======== DATA ENTRIES ========

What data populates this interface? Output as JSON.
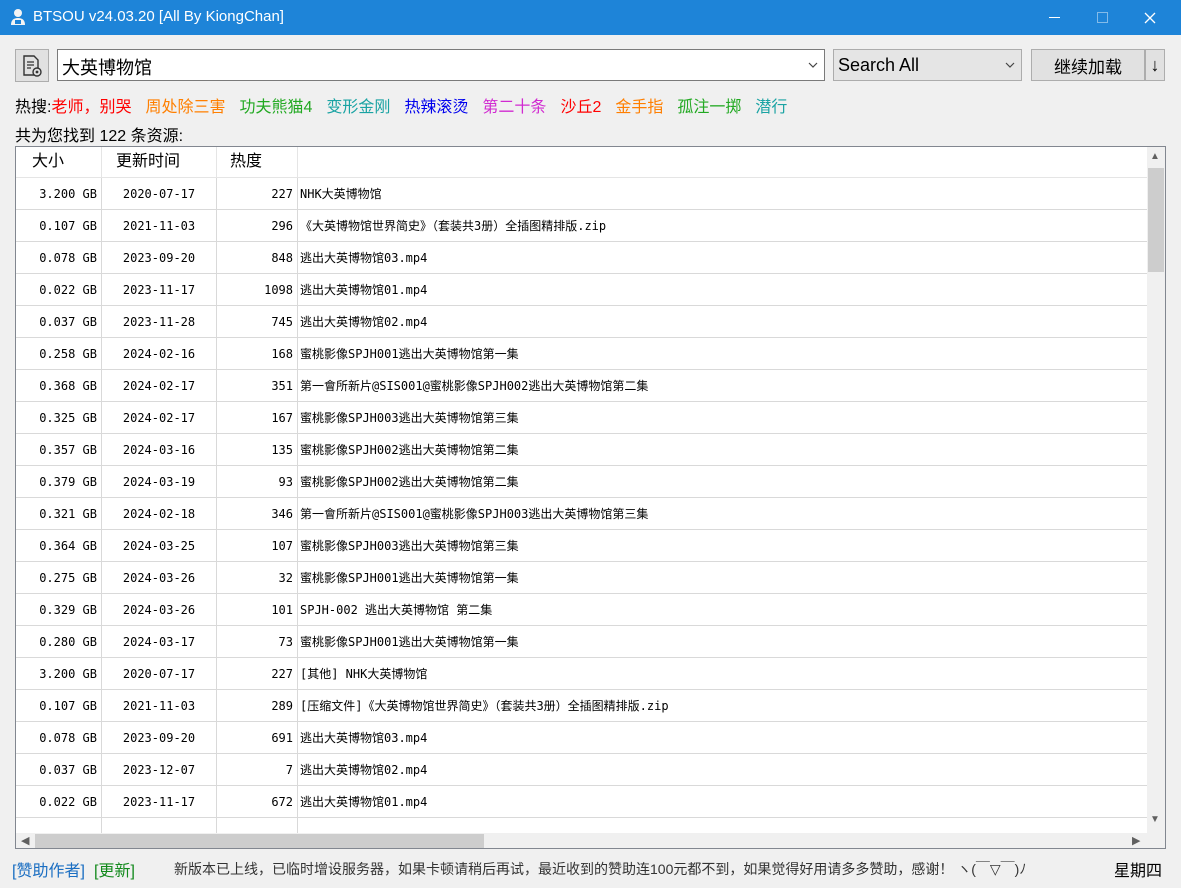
{
  "window": {
    "title": "BTSOU v24.03.20 [All By KiongChan]"
  },
  "toolbar": {
    "search_value": "大英博物馆",
    "scope_value": "Search All",
    "load_more_label": "继续加载",
    "sort_arrow": "↓"
  },
  "hot": {
    "label": "热搜:",
    "items": [
      {
        "text": "老师，别哭",
        "color": "#ff0000"
      },
      {
        "text": "周处除三害",
        "color": "#ff7f00"
      },
      {
        "text": "功夫熊猫4",
        "color": "#22a922"
      },
      {
        "text": "变形金刚",
        "color": "#1aa3a3"
      },
      {
        "text": "热辣滚烫",
        "color": "#0000ee"
      },
      {
        "text": "第二十条",
        "color": "#d12ad1"
      },
      {
        "text": "沙丘2",
        "color": "#ff0000"
      },
      {
        "text": "金手指",
        "color": "#ff7f00"
      },
      {
        "text": "孤注一掷",
        "color": "#22a922"
      },
      {
        "text": "潜行",
        "color": "#1aa3a3"
      }
    ]
  },
  "results": {
    "count_text": "共为您找到 122 条资源:",
    "headers": {
      "size": "大小",
      "date": "更新时间",
      "heat": "热度"
    },
    "rows": [
      {
        "size": "3.200 GB",
        "date": "2020-07-17",
        "heat": "227",
        "name": "NHK大英博物馆"
      },
      {
        "size": "0.107 GB",
        "date": "2021-11-03",
        "heat": "296",
        "name": "《大英博物馆世界简史》（套装共3册）全插图精排版.zip"
      },
      {
        "size": "0.078 GB",
        "date": "2023-09-20",
        "heat": "848",
        "name": "逃出大英博物馆03.mp4"
      },
      {
        "size": "0.022 GB",
        "date": "2023-11-17",
        "heat": "1098",
        "name": "逃出大英博物馆01.mp4"
      },
      {
        "size": "0.037 GB",
        "date": "2023-11-28",
        "heat": "745",
        "name": "逃出大英博物馆02.mp4"
      },
      {
        "size": "0.258 GB",
        "date": "2024-02-16",
        "heat": "168",
        "name": "蜜桃影像SPJH001逃出大英博物馆第一集"
      },
      {
        "size": "0.368 GB",
        "date": "2024-02-17",
        "heat": "351",
        "name": "第一會所新片@SIS001@蜜桃影像SPJH002逃出大英博物馆第二集"
      },
      {
        "size": "0.325 GB",
        "date": "2024-02-17",
        "heat": "167",
        "name": "蜜桃影像SPJH003逃出大英博物馆第三集"
      },
      {
        "size": "0.357 GB",
        "date": "2024-03-16",
        "heat": "135",
        "name": "蜜桃影像SPJH002逃出大英博物馆第二集"
      },
      {
        "size": "0.379 GB",
        "date": "2024-03-19",
        "heat": "93",
        "name": "蜜桃影像SPJH002逃出大英博物馆第二集"
      },
      {
        "size": "0.321 GB",
        "date": "2024-02-18",
        "heat": "346",
        "name": "第一會所新片@SIS001@蜜桃影像SPJH003逃出大英博物馆第三集"
      },
      {
        "size": "0.364 GB",
        "date": "2024-03-25",
        "heat": "107",
        "name": "蜜桃影像SPJH003逃出大英博物馆第三集"
      },
      {
        "size": "0.275 GB",
        "date": "2024-03-26",
        "heat": "32",
        "name": "蜜桃影像SPJH001逃出大英博物馆第一集"
      },
      {
        "size": "0.329 GB",
        "date": "2024-03-26",
        "heat": "101",
        "name": "SPJH-002 逃出大英博物馆 第二集"
      },
      {
        "size": "0.280 GB",
        "date": "2024-03-17",
        "heat": "73",
        "name": "蜜桃影像SPJH001逃出大英博物馆第一集"
      },
      {
        "size": "3.200 GB",
        "date": "2020-07-17",
        "heat": "227",
        "name": "[其他] NHK大英博物馆"
      },
      {
        "size": "0.107 GB",
        "date": "2021-11-03",
        "heat": "289",
        "name": "[压缩文件]《大英博物馆世界简史》（套装共3册）全插图精排版.zip"
      },
      {
        "size": "0.078 GB",
        "date": "2023-09-20",
        "heat": "691",
        "name": "逃出大英博物馆03.mp4"
      },
      {
        "size": "0.037 GB",
        "date": "2023-12-07",
        "heat": "7",
        "name": "逃出大英博物馆02.mp4"
      },
      {
        "size": "0.022 GB",
        "date": "2023-11-17",
        "heat": "672",
        "name": "逃出大英博物馆01.mp4"
      },
      {
        "size": "",
        "date": "",
        "heat": "",
        "name": ""
      }
    ]
  },
  "status": {
    "donate_link": "[赞助作者]",
    "update_link": "[更新]",
    "notice": "新版本已上线，已临时增设服务器，如果卡顿请稍后再试，最近收到的赞助连100元都不到，如果觉得好用请多多赞助，感谢！ ヽ(￣▽￣)ﾉ",
    "weekday": "星期四"
  },
  "icons": {
    "app": "user-download-icon",
    "tool": "document-settings-icon",
    "minimize": "minimize-icon",
    "maximize": "maximize-icon",
    "close": "close-icon"
  },
  "colors": {
    "titlebar": "#1e84d8",
    "donate": "#1a6ec2",
    "update": "#138a1d"
  }
}
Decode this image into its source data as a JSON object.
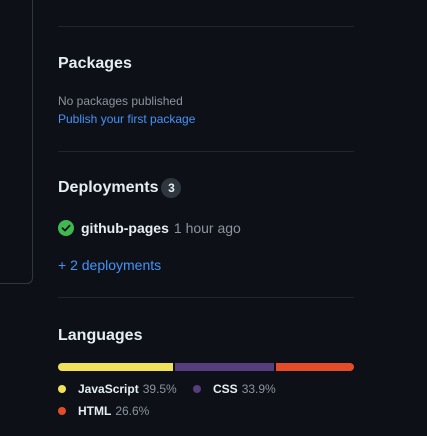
{
  "packages": {
    "heading": "Packages",
    "empty_text": "No packages published",
    "publish_link": "Publish your first package"
  },
  "deployments": {
    "heading": "Deployments",
    "count": "3",
    "latest": {
      "environment": "github-pages",
      "time": "1 hour ago",
      "status_icon": "check-circle-icon",
      "status_color": "#3fb950"
    },
    "more_link": "+ 2 deployments"
  },
  "languages": {
    "heading": "Languages",
    "items": [
      {
        "name": "JavaScript",
        "percent": "39.5%",
        "value": 39.5,
        "color": "#f1e05a"
      },
      {
        "name": "CSS",
        "percent": "33.9%",
        "value": 33.9,
        "color": "#563d7c"
      },
      {
        "name": "HTML",
        "percent": "26.6%",
        "value": 26.6,
        "color": "#e34c26"
      }
    ]
  },
  "colors": {
    "background": "#0d1117",
    "link": "#4493f8",
    "muted": "#8b949e",
    "divider": "#21262d"
  }
}
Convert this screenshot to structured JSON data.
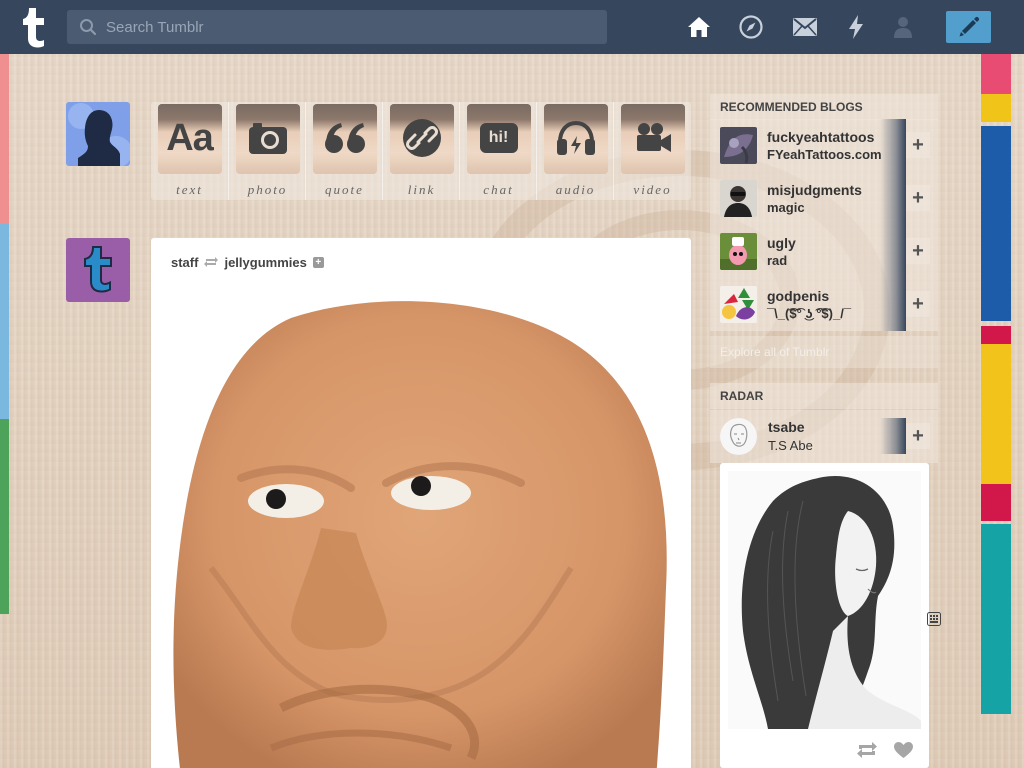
{
  "header": {
    "search_placeholder": "Search Tumblr"
  },
  "post_types": [
    {
      "label": "text",
      "icon": "text-aa-icon"
    },
    {
      "label": "photo",
      "icon": "camera-icon"
    },
    {
      "label": "quote",
      "icon": "quote-icon"
    },
    {
      "label": "link",
      "icon": "link-icon"
    },
    {
      "label": "chat",
      "icon": "chat-bubble-icon"
    },
    {
      "label": "audio",
      "icon": "headphones-icon"
    },
    {
      "label": "video",
      "icon": "video-camera-icon"
    }
  ],
  "text_glyph": "Aa",
  "chat_glyph": "hi!",
  "post": {
    "author": "staff",
    "reblogged_from": "jellygummies"
  },
  "recommended": {
    "title": "RECOMMENDED BLOGS",
    "blogs": [
      {
        "name": "fuckyeahtattoos",
        "sub": "FYeahTattoos.com"
      },
      {
        "name": "misjudgments",
        "sub": "magic"
      },
      {
        "name": "ugly",
        "sub": "rad"
      },
      {
        "name": "godpenis",
        "sub": "¯\\_(͡$͡° ͜ʖ ͡°͡$)_/¯"
      }
    ],
    "follow_label": "+",
    "explore": "Explore all of Tumblr"
  },
  "radar": {
    "title": "RADAR",
    "name": "tsabe",
    "sub": "T.S Abe",
    "follow_label": "+"
  },
  "colors": {
    "header": "#36465d",
    "compose": "#529ecc",
    "background": "#e3d3c2"
  }
}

========

_DIRECTIONS FOR THIS TASK:_ Return the whole listing, word for word, and leave out every picture.

_RESPONSE TO THE EXERCISE:_
What data populates this interface? Output as JSON.
{
  "window": {
    "title": "BTSOU v24.03.20 [All By KiongChan]"
  },
  "toolbar": {
    "search_value": "大英博物馆",
    "scope_value": "Search All",
    "load_more_label": "继续加载",
    "sort_arrow": "↓"
  },
  "hot": {
    "label": "热搜:",
    "items": [
      {
        "text": "老师，别哭",
        "color": "#ff0000"
      },
      {
        "text": "周处除三害",
        "color": "#ff7f00"
      },
      {
        "text": "功夫熊猫4",
        "color": "#22a922"
      },
      {
        "text": "变形金刚",
        "color": "#1aa3a3"
      },
      {
        "text": "热辣滚烫",
        "color": "#0000ee"
      },
      {
        "text": "第二十条",
        "color": "#d12ad1"
      },
      {
        "text": "沙丘2",
        "color": "#ff0000"
      },
      {
        "text": "金手指",
        "color": "#ff7f00"
      },
      {
        "text": "孤注一掷",
        "color": "#22a922"
      },
      {
        "text": "潜行",
        "color": "#1aa3a3"
      }
    ]
  },
  "results": {
    "count_text": "共为您找到 122 条资源:",
    "headers": {
      "size": "大小",
      "date": "更新时间",
      "heat": "热度"
    },
    "rows": [
      {
        "size": "3.200 GB",
        "date": "2020-07-17",
        "heat": "227",
        "name": "NHK大英博物馆"
      },
      {
        "size": "0.107 GB",
        "date": "2021-11-03",
        "heat": "296",
        "name": "《大英博物馆世界简史》（套装共3册）全插图精排版.zip"
      },
      {
        "size": "0.078 GB",
        "date": "2023-09-20",
        "heat": "848",
        "name": "逃出大英博物馆03.mp4"
      },
      {
        "size": "0.022 GB",
        "date": "2023-11-17",
        "heat": "1098",
        "name": "逃出大英博物馆01.mp4"
      },
      {
        "size": "0.037 GB",
        "date": "2023-11-28",
        "heat": "745",
        "name": "逃出大英博物馆02.mp4"
      },
      {
        "size": "0.258 GB",
        "date": "2024-02-16",
        "heat": "168",
        "name": "蜜桃影像SPJH001逃出大英博物馆第一集"
      },
      {
        "size": "0.368 GB",
        "date": "2024-02-17",
        "heat": "351",
        "name": "第一會所新片@SIS001@蜜桃影像SPJH002逃出大英博物馆第二集"
      },
      {
        "size": "0.325 GB",
        "date": "2024-02-17",
        "heat": "167",
        "name": "蜜桃影像SPJH003逃出大英博物馆第三集"
      },
      {
        "size": "0.357 GB",
        "date": "2024-03-16",
        "heat": "135",
        "name": "蜜桃影像SPJH002逃出大英博物馆第二集"
      },
      {
        "size": "0.379 GB",
        "date": "2024-03-19",
        "heat": "93",
        "name": "蜜桃影像SPJH002逃出大英博物馆第二集"
      },
      {
        "size": "0.321 GB",
        "date": "2024-02-18",
        "heat": "346",
        "name": "第一會所新片@SIS001@蜜桃影像SPJH003逃出大英博物馆第三集"
      },
      {
        "size": "0.364 GB",
        "date": "2024-03-25",
        "heat": "107",
        "name": "蜜桃影像SPJH003逃出大英博物馆第三集"
      },
      {
        "size": "0.275 GB",
        "date": "2024-03-26",
        "heat": "32",
        "name": "蜜桃影像SPJH001逃出大英博物馆第一集"
      },
      {
        "size": "0.329 GB",
        "date": "2024-03-26",
        "heat": "101",
        "name": "SPJH-002 逃出大英博物馆 第二集"
      },
      {
        "size": "0.280 GB",
        "date": "2024-03-17",
        "heat": "73",
        "name": "蜜桃影像SPJH001逃出大英博物馆第一集"
      },
      {
        "size": "3.200 GB",
        "date": "2020-07-17",
        "heat": "227",
        "name": "[其他] NHK大英博物馆"
      },
      {
        "size": "0.107 GB",
        "date": "2021-11-03",
        "heat": "289",
        "name": "[压缩文件]《大英博物馆世界简史》（套装共3册）全插图精排版.zip"
      },
      {
        "size": "0.078 GB",
        "date": "2023-09-20",
        "heat": "691",
        "name": "逃出大英博物馆03.mp4"
      },
      {
        "size": "0.037 GB",
        "date": "2023-12-07",
        "heat": "7",
        "name": "逃出大英博物馆02.mp4"
      },
      {
        "size": "0.022 GB",
        "date": "2023-11-17",
        "heat": "672",
        "name": "逃出大英博物馆01.mp4"
      },
      {
        "size": "",
        "date": "",
        "heat": "",
        "name": ""
      }
    ]
  },
  "status": {
    "donate_link": "[赞助作者]",
    "update_link": "[更新]",
    "notice": "新版本已上线，已临时增设服务器，如果卡顿请稍后再试，最近收到的赞助连100元都不到，如果觉得好用请多多赞助，感谢！ ヽ(￣▽￣)ﾉ",
    "weekday": "星期四"
  },
  "icons": {
    "app": "user-download-icon",
    "tool": "document-settings-icon",
    "minimize": "minimize-icon",
    "maximize": "maximize-icon",
    "close": "close-icon"
  },
  "colors": {
    "titlebar": "#1e84d8",
    "donate": "#1a6ec2",
    "update": "#138a1d"
  }
}
Decode this image into its source data as a JSON object.
{
  "packages": {
    "heading": "Packages",
    "empty_text": "No packages published",
    "publish_link": "Publish your first package"
  },
  "deployments": {
    "heading": "Deployments",
    "count": "3",
    "latest": {
      "environment": "github-pages",
      "time": "1 hour ago",
      "status_icon": "check-circle-icon",
      "status_color": "#3fb950"
    },
    "more_link": "+ 2 deployments"
  },
  "languages": {
    "heading": "Languages",
    "items": [
      {
        "name": "JavaScript",
        "percent": "39.5%",
        "value": 39.5,
        "color": "#f1e05a"
      },
      {
        "name": "CSS",
        "percent": "33.9%",
        "value": 33.9,
        "color": "#563d7c"
      },
      {
        "name": "HTML",
        "percent": "26.6%",
        "value": 26.6,
        "color": "#e34c26"
      }
    ]
  },
  "colors": {
    "background": "#0d1117",
    "link": "#4493f8",
    "muted": "#8b949e",
    "divider": "#21262d"
  }
}
Convert this screenshot to structured JSON data.
{
  "header": {
    "search_placeholder": "Search Tumblr"
  },
  "post_types": [
    {
      "label": "text",
      "icon": "text-aa-icon"
    },
    {
      "label": "photo",
      "icon": "camera-icon"
    },
    {
      "label": "quote",
      "icon": "quote-icon"
    },
    {
      "label": "link",
      "icon": "link-icon"
    },
    {
      "label": "chat",
      "icon": "chat-bubble-icon"
    },
    {
      "label": "audio",
      "icon": "headphones-icon"
    },
    {
      "label": "video",
      "icon": "video-camera-icon"
    }
  ],
  "text_glyph": "Aa",
  "chat_glyph": "hi!",
  "post": {
    "author": "staff",
    "reblogged_from": "jellygummies"
  },
  "recommended": {
    "title": "RECOMMENDED BLOGS",
    "blogs": [
      {
        "name": "fuckyeahtattoos",
        "sub": "FYeahTattoos.com"
      },
      {
        "name": "misjudgments",
        "sub": "magic"
      },
      {
        "name": "ugly",
        "sub": "rad"
      },
      {
        "name": "godpenis",
        "sub": "¯\\_(͡$͡° ͜ʖ ͡°͡$)_/¯"
      }
    ],
    "follow_label": "+",
    "explore": "Explore all of Tumblr"
  },
  "radar": {
    "title": "RADAR",
    "name": "tsabe",
    "sub": "T.S Abe",
    "follow_label": "+"
  },
  "colors": {
    "header": "#36465d",
    "compose": "#529ecc",
    "background": "#e3d3c2"
  }
}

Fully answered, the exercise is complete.